====== Provided material

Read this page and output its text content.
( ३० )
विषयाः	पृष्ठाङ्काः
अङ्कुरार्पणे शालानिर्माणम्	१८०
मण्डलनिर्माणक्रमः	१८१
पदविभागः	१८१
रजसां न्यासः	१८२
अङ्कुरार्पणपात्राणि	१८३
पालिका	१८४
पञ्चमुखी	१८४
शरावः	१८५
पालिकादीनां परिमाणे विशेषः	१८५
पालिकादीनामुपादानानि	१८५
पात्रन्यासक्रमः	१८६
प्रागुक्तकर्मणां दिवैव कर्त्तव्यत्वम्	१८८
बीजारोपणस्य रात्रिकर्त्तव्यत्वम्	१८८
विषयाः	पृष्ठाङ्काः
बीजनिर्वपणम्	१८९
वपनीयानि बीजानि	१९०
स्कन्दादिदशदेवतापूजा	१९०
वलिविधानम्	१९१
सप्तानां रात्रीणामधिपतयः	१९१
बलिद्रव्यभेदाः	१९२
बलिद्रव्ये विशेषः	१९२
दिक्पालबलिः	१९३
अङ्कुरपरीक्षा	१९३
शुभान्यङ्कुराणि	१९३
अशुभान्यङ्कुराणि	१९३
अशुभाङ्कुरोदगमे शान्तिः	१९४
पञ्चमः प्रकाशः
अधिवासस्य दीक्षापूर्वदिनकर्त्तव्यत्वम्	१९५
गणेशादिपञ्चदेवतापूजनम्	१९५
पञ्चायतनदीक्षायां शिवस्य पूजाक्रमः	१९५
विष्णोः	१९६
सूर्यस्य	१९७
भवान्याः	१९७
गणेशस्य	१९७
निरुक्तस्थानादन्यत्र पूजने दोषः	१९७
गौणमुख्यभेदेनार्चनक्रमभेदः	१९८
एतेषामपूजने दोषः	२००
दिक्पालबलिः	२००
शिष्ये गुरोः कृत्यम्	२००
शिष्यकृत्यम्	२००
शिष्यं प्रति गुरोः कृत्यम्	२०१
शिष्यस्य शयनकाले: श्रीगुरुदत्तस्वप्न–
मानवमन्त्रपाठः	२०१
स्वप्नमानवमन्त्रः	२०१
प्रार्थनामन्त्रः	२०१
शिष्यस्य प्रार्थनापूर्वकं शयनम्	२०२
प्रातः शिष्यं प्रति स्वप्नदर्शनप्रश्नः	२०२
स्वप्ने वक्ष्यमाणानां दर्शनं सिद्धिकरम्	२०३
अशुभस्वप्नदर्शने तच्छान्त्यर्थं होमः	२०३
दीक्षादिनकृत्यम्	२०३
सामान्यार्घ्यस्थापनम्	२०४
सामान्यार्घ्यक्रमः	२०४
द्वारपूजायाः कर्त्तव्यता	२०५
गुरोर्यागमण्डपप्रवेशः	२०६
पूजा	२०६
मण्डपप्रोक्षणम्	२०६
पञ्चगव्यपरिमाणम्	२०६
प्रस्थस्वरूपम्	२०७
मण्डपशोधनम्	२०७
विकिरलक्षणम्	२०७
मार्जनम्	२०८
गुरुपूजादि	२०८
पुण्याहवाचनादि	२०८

============

Problem description |
Restate each record exactly as written.

Problem solution |
Read this page and output its text content.
( ३० )
विषयाः	पृष्ठाङ्काः
अङ्कुरार्पणे शालानिर्माणम्	१८०
मण्डलनिर्माणक्रमः	१८१
पदविभागः	१८१
रजसां न्यासः	१८२
अङ्कुरार्पणपात्राणि	१८३
पालिका	१८४
पञ्चमुखी	१८४
शरावः	१८५
पालिकादीनां परिमाणे विशेषः	१८५
पालिकादीनामुपादानानि	१८५
पात्रन्यासक्रमः	१८६
प्रागुक्तकर्मणां दिवैव कर्त्तव्यत्वम्	१८८
बीजारोपणस्य रात्रिकर्त्तव्यत्वम्	१८८
विषयाः	पृष्ठाङ्काः
बीजनिर्वपणम्	१८९
वपनीयानि बीजानि	१९०
स्कन्दादिदशदेवतापूजा	१९०
वलिविधानम्	१९१
सप्तानां रात्रीणामधिपतयः	१९१
बलिद्रव्यभेदाः	१९२
बलिद्रव्ये विशेषः	१९२
दिक्पालबलिः	१९३
अङ्कुरपरीक्षा	१९३
शुभान्यङ्कुराणि	१९३
अशुभान्यङ्कुराणि	१९३
अशुभाङ्कुरोदगमे शान्तिः	१९४
पञ्चमः प्रकाशः
अधिवासस्य दीक्षापूर्वदिनकर्त्तव्यत्वम्	१९५
गणेशादिपञ्चदेवतापूजनम्	१९५
पञ्चायतनदीक्षायां शिवस्य पूजाक्रमः	१९५
विष्णोः	१९६
सूर्यस्य	१९७
भवान्याः	१९७
गणेशस्य	१९७
निरुक्तस्थानादन्यत्र पूजने दोषः	१९७
गौणमुख्यभेदेनार्चनक्रमभेदः	१९८
एतेषामपूजने दोषः	२००
दिक्पालबलिः	२००
शिष्ये गुरोः कृत्यम्	२००
शिष्यकृत्यम्	२००
शिष्यं प्रति गुरोः कृत्यम्	२०१
शिष्यस्य शयनकाले: श्रीगुरुदत्तस्वप्न–
मानवमन्त्रपाठः	२०१
स्वप्नमानवमन्त्रः	२०१
प्रार्थनामन्त्रः	२०१
शिष्यस्य प्रार्थनापूर्वकं शयनम्	२०२
प्रातः शिष्यं प्रति स्वप्नदर्शनप्रश्नः	२०२
स्वप्ने वक्ष्यमाणानां दर्शनं सिद्धिकरम्	२०३
अशुभस्वप्नदर्शने तच्छान्त्यर्थं होमः	२०३
दीक्षादिनकृत्यम्	२०३
सामान्यार्घ्यस्थापनम्	२०४
सामान्यार्घ्यक्रमः	२०४
द्वारपूजायाः कर्त्तव्यता	२०५
गुरोर्यागमण्डपप्रवेशः	२०६
पूजा	२०६
मण्डपप्रोक्षणम्	२०६
पञ्चगव्यपरिमाणम्	२०६
प्रस्थस्वरूपम्	२०७
मण्डपशोधनम्	२०७
विकिरलक्षणम्	२०७
मार्जनम्	२०८
गुरुपूजादि	२०८
पुण्याहवाचनादि	२०८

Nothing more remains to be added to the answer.